■ Job ■
Write the records out again exactly, leaving no images in.
-- BEGIN Supplied entries --
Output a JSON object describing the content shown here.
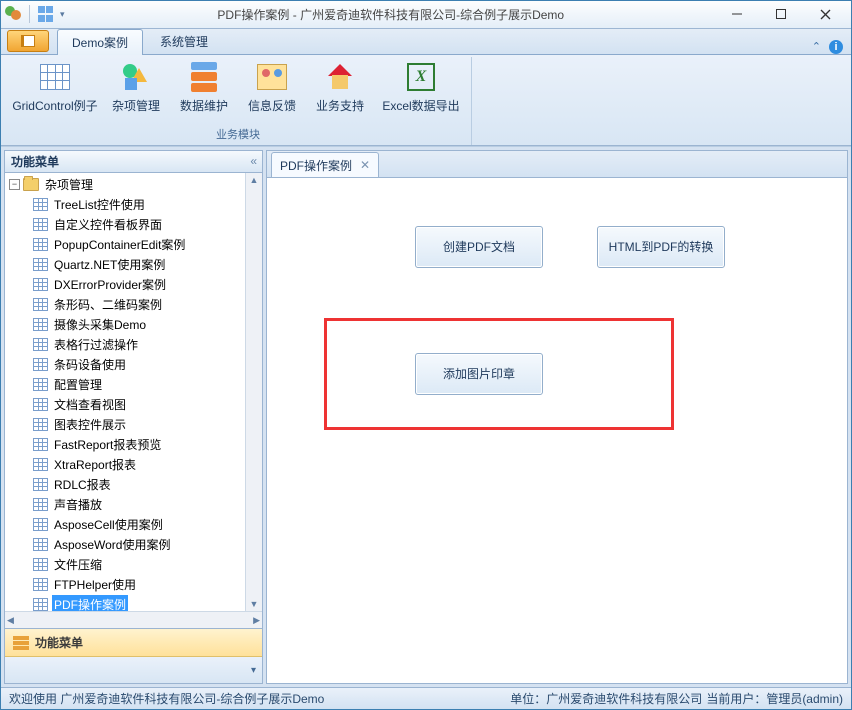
{
  "window": {
    "title": "PDF操作案例 - 广州爱奇迪软件科技有限公司-综合例子展示Demo"
  },
  "ribbon": {
    "tabs": {
      "demo": "Demo案例",
      "sys": "系统管理"
    },
    "group_label": "业务模块",
    "items": {
      "gridcontrol": "GridControl例子",
      "miscmgr": "杂项管理",
      "datamaint": "数据维护",
      "feedback": "信息反馈",
      "bizsupport": "业务支持",
      "excel": "Excel数据导出"
    }
  },
  "sidebar": {
    "title": "功能菜单",
    "root": "杂项管理",
    "items": [
      "TreeList控件使用",
      "自定义控件看板界面",
      "PopupContainerEdit案例",
      "Quartz.NET使用案例",
      "DXErrorProvider案例",
      "条形码、二维码案例",
      "摄像头采集Demo",
      "表格行过滤操作",
      "条码设备使用",
      "配置管理",
      "文档查看视图",
      "图表控件展示",
      "FastReport报表预览",
      "XtraReport报表",
      "RDLC报表",
      "声音播放",
      "AsposeCell使用案例",
      "AsposeWord使用案例",
      "文件压缩",
      "FTPHelper使用",
      "PDF操作案例"
    ],
    "selected_index": 20,
    "bottom_bar": "功能菜单"
  },
  "doc_tab": {
    "label": "PDF操作案例"
  },
  "buttons": {
    "create_pdf": "创建PDF文档",
    "html_to_pdf": "HTML到PDF的转换",
    "add_image_stamp": "添加图片印章"
  },
  "status": {
    "left": "欢迎使用 广州爱奇迪软件科技有限公司-综合例子展示Demo",
    "right_unit": "单位：广州爱奇迪软件科技有限公司",
    "right_user": "当前用户：管理员(admin)"
  }
}
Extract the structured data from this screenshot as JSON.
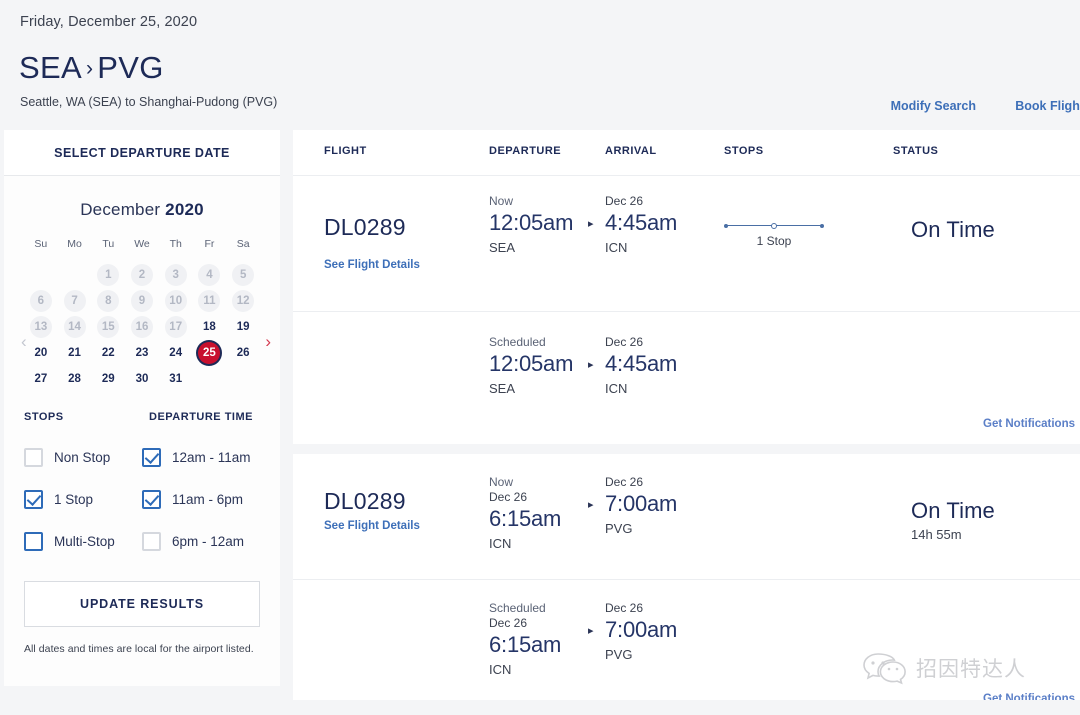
{
  "header": {
    "date": "Friday, December 25, 2020",
    "origin_code": "SEA",
    "separator": "›",
    "dest_code": "PVG",
    "subtitle": "Seattle, WA (SEA) to Shanghai-Pudong (PVG)",
    "modify_search_label": "Modify Search",
    "book_flight_label": "Book Flight"
  },
  "sidebar": {
    "title": "SELECT DEPARTURE DATE",
    "calendar": {
      "month": "December",
      "year": "2020",
      "prev_arrow": "‹",
      "next_arrow": "›",
      "dow": [
        "Su",
        "Mo",
        "Tu",
        "We",
        "Th",
        "Fr",
        "Sa"
      ],
      "lead_blanks": 2,
      "days": [
        {
          "n": "1",
          "state": "disabled"
        },
        {
          "n": "2",
          "state": "disabled"
        },
        {
          "n": "3",
          "state": "disabled"
        },
        {
          "n": "4",
          "state": "disabled"
        },
        {
          "n": "5",
          "state": "disabled"
        },
        {
          "n": "6",
          "state": "disabled"
        },
        {
          "n": "7",
          "state": "disabled"
        },
        {
          "n": "8",
          "state": "disabled"
        },
        {
          "n": "9",
          "state": "disabled"
        },
        {
          "n": "10",
          "state": "disabled"
        },
        {
          "n": "11",
          "state": "disabled"
        },
        {
          "n": "12",
          "state": "disabled"
        },
        {
          "n": "13",
          "state": "disabled"
        },
        {
          "n": "14",
          "state": "disabled"
        },
        {
          "n": "15",
          "state": "disabled"
        },
        {
          "n": "16",
          "state": "disabled"
        },
        {
          "n": "17",
          "state": "disabled"
        },
        {
          "n": "18",
          "state": "enabled"
        },
        {
          "n": "19",
          "state": "enabled"
        },
        {
          "n": "20",
          "state": "enabled"
        },
        {
          "n": "21",
          "state": "enabled"
        },
        {
          "n": "22",
          "state": "enabled"
        },
        {
          "n": "23",
          "state": "enabled"
        },
        {
          "n": "24",
          "state": "enabled"
        },
        {
          "n": "25",
          "state": "selected"
        },
        {
          "n": "26",
          "state": "enabled"
        },
        {
          "n": "27",
          "state": "enabled"
        },
        {
          "n": "28",
          "state": "enabled"
        },
        {
          "n": "29",
          "state": "enabled"
        },
        {
          "n": "30",
          "state": "enabled"
        },
        {
          "n": "31",
          "state": "enabled"
        }
      ]
    },
    "filters": {
      "stops_heading": "STOPS",
      "departure_heading": "DEPARTURE TIME",
      "stops_options": [
        {
          "label": "Non Stop",
          "checked": false,
          "enabled": false
        },
        {
          "label": "1 Stop",
          "checked": true,
          "enabled": true
        },
        {
          "label": "Multi-Stop",
          "checked": false,
          "enabled": true
        }
      ],
      "departure_options": [
        {
          "label": "12am - 11am",
          "checked": true,
          "enabled": true
        },
        {
          "label": "11am - 6pm",
          "checked": true,
          "enabled": true
        },
        {
          "label": "6pm - 12am",
          "checked": false,
          "enabled": false
        }
      ]
    },
    "update_button": "UPDATE RESULTS",
    "note": "All dates and times are local for the airport listed."
  },
  "results": {
    "columns": {
      "flight": "FLIGHT",
      "departure": "DEPARTURE",
      "arrival": "ARRIVAL",
      "stops": "STOPS",
      "status": "STATUS"
    },
    "groups": [
      {
        "flight_number": "DL0289",
        "details_link": "See Flight Details",
        "live": {
          "dep_prefix": "Now",
          "dep_date": "",
          "dep_time": "12:05am",
          "dep_code": "SEA",
          "arr_date": "Dec 26",
          "arr_time": "4:45am",
          "arr_code": "ICN",
          "stops_label": "1 Stop",
          "status": "On Time",
          "status_sub": ""
        },
        "scheduled": {
          "dep_prefix": "Scheduled",
          "dep_date": "",
          "dep_time": "12:05am",
          "dep_code": "SEA",
          "arr_date": "Dec 26",
          "arr_time": "4:45am",
          "arr_code": "ICN",
          "notifications_link": "Get Notifications"
        }
      },
      {
        "flight_number": "DL0289",
        "details_link": "See Flight Details",
        "live": {
          "dep_prefix": "Now",
          "dep_date": "Dec 26",
          "dep_time": "6:15am",
          "dep_code": "ICN",
          "arr_date": "Dec 26",
          "arr_time": "7:00am",
          "arr_code": "PVG",
          "stops_label": "",
          "status": "On Time",
          "status_sub": "14h 55m"
        },
        "scheduled": {
          "dep_prefix": "Scheduled",
          "dep_date": "Dec 26",
          "dep_time": "6:15am",
          "dep_code": "ICN",
          "arr_date": "Dec 26",
          "arr_time": "7:00am",
          "arr_code": "PVG",
          "notifications_link": "Get Notifications"
        }
      }
    ],
    "arrow_glyph": "▸"
  },
  "watermark": {
    "text": "招因特达人"
  },
  "colors": {
    "brand_navy": "#1d2a57",
    "accent_red": "#c8102e",
    "link_blue": "#3d6fb8",
    "page_bg": "#f4f5f7"
  }
}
-- END Supplied entries --
■ Answer to the problem ■
Output a JSON object describing the content shown here.
{
  "window": {
    "title": "PDF操作案例 - 广州爱奇迪软件科技有限公司-综合例子展示Demo"
  },
  "ribbon": {
    "tabs": {
      "demo": "Demo案例",
      "sys": "系统管理"
    },
    "group_label": "业务模块",
    "items": {
      "gridcontrol": "GridControl例子",
      "miscmgr": "杂项管理",
      "datamaint": "数据维护",
      "feedback": "信息反馈",
      "bizsupport": "业务支持",
      "excel": "Excel数据导出"
    }
  },
  "sidebar": {
    "title": "功能菜单",
    "root": "杂项管理",
    "items": [
      "TreeList控件使用",
      "自定义控件看板界面",
      "PopupContainerEdit案例",
      "Quartz.NET使用案例",
      "DXErrorProvider案例",
      "条形码、二维码案例",
      "摄像头采集Demo",
      "表格行过滤操作",
      "条码设备使用",
      "配置管理",
      "文档查看视图",
      "图表控件展示",
      "FastReport报表预览",
      "XtraReport报表",
      "RDLC报表",
      "声音播放",
      "AsposeCell使用案例",
      "AsposeWord使用案例",
      "文件压缩",
      "FTPHelper使用",
      "PDF操作案例"
    ],
    "selected_index": 20,
    "bottom_bar": "功能菜单"
  },
  "doc_tab": {
    "label": "PDF操作案例"
  },
  "buttons": {
    "create_pdf": "创建PDF文档",
    "html_to_pdf": "HTML到PDF的转换",
    "add_image_stamp": "添加图片印章"
  },
  "status": {
    "left": "欢迎使用 广州爱奇迪软件科技有限公司-综合例子展示Demo",
    "right_unit": "单位：广州爱奇迪软件科技有限公司",
    "right_user": "当前用户：管理员(admin)"
  }
}
Extract the structured data from this screenshot as JSON.
{
  "header": {
    "date": "Friday, December 25, 2020",
    "origin_code": "SEA",
    "separator": "›",
    "dest_code": "PVG",
    "subtitle": "Seattle, WA (SEA) to Shanghai-Pudong (PVG)",
    "modify_search_label": "Modify Search",
    "book_flight_label": "Book Flight"
  },
  "sidebar": {
    "title": "SELECT DEPARTURE DATE",
    "calendar": {
      "month": "December",
      "year": "2020",
      "prev_arrow": "‹",
      "next_arrow": "›",
      "dow": [
        "Su",
        "Mo",
        "Tu",
        "We",
        "Th",
        "Fr",
        "Sa"
      ],
      "lead_blanks": 2,
      "days": [
        {
          "n": "1",
          "state": "disabled"
        },
        {
          "n": "2",
          "state": "disabled"
        },
        {
          "n": "3",
          "state": "disabled"
        },
        {
          "n": "4",
          "state": "disabled"
        },
        {
          "n": "5",
          "state": "disabled"
        },
        {
          "n": "6",
          "state": "disabled"
        },
        {
          "n": "7",
          "state": "disabled"
        },
        {
          "n": "8",
          "state": "disabled"
        },
        {
          "n": "9",
          "state": "disabled"
        },
        {
          "n": "10",
          "state": "disabled"
        },
        {
          "n": "11",
          "state": "disabled"
        },
        {
          "n": "12",
          "state": "disabled"
        },
        {
          "n": "13",
          "state": "disabled"
        },
        {
          "n": "14",
          "state": "disabled"
        },
        {
          "n": "15",
          "state": "disabled"
        },
        {
          "n": "16",
          "state": "disabled"
        },
        {
          "n": "17",
          "state": "disabled"
        },
        {
          "n": "18",
          "state": "enabled"
        },
        {
          "n": "19",
          "state": "enabled"
        },
        {
          "n": "20",
          "state": "enabled"
        },
        {
          "n": "21",
          "state": "enabled"
        },
        {
          "n": "22",
          "state": "enabled"
        },
        {
          "n": "23",
          "state": "enabled"
        },
        {
          "n": "24",
          "state": "enabled"
        },
        {
          "n": "25",
          "state": "selected"
        },
        {
          "n": "26",
          "state": "enabled"
        },
        {
          "n": "27",
          "state": "enabled"
        },
        {
          "n": "28",
          "state": "enabled"
        },
        {
          "n": "29",
          "state": "enabled"
        },
        {
          "n": "30",
          "state": "enabled"
        },
        {
          "n": "31",
          "state": "enabled"
        }
      ]
    },
    "filters": {
      "stops_heading": "STOPS",
      "departure_heading": "DEPARTURE TIME",
      "stops_options": [
        {
          "label": "Non Stop",
          "checked": false,
          "enabled": false
        },
        {
          "label": "1 Stop",
          "checked": true,
          "enabled": true
        },
        {
          "label": "Multi-Stop",
          "checked": false,
          "enabled": true
        }
      ],
      "departure_options": [
        {
          "label": "12am - 11am",
          "checked": true,
          "enabled": true
        },
        {
          "label": "11am - 6pm",
          "checked": true,
          "enabled": true
        },
        {
          "label": "6pm - 12am",
          "checked": false,
          "enabled": false
        }
      ]
    },
    "update_button": "UPDATE RESULTS",
    "note": "All dates and times are local for the airport listed."
  },
  "results": {
    "columns": {
      "flight": "FLIGHT",
      "departure": "DEPARTURE",
      "arrival": "ARRIVAL",
      "stops": "STOPS",
      "status": "STATUS"
    },
    "groups": [
      {
        "flight_number": "DL0289",
        "details_link": "See Flight Details",
        "live": {
          "dep_prefix": "Now",
          "dep_date": "",
          "dep_time": "12:05am",
          "dep_code": "SEA",
          "arr_date": "Dec 26",
          "arr_time": "4:45am",
          "arr_code": "ICN",
          "stops_label": "1 Stop",
          "status": "On Time",
          "status_sub": ""
        },
        "scheduled": {
          "dep_prefix": "Scheduled",
          "dep_date": "",
          "dep_time": "12:05am",
          "dep_code": "SEA",
          "arr_date": "Dec 26",
          "arr_time": "4:45am",
          "arr_code": "ICN",
          "notifications_link": "Get Notifications"
        }
      },
      {
        "flight_number": "DL0289",
        "details_link": "See Flight Details",
        "live": {
          "dep_prefix": "Now",
          "dep_date": "Dec 26",
          "dep_time": "6:15am",
          "dep_code": "ICN",
          "arr_date": "Dec 26",
          "arr_time": "7:00am",
          "arr_code": "PVG",
          "stops_label": "",
          "status": "On Time",
          "status_sub": "14h 55m"
        },
        "scheduled": {
          "dep_prefix": "Scheduled",
          "dep_date": "Dec 26",
          "dep_time": "6:15am",
          "dep_code": "ICN",
          "arr_date": "Dec 26",
          "arr_time": "7:00am",
          "arr_code": "PVG",
          "notifications_link": "Get Notifications"
        }
      }
    ],
    "arrow_glyph": "▸"
  },
  "watermark": {
    "text": "招因特达人"
  },
  "colors": {
    "brand_navy": "#1d2a57",
    "accent_red": "#c8102e",
    "link_blue": "#3d6fb8",
    "page_bg": "#f4f5f7"
  }
}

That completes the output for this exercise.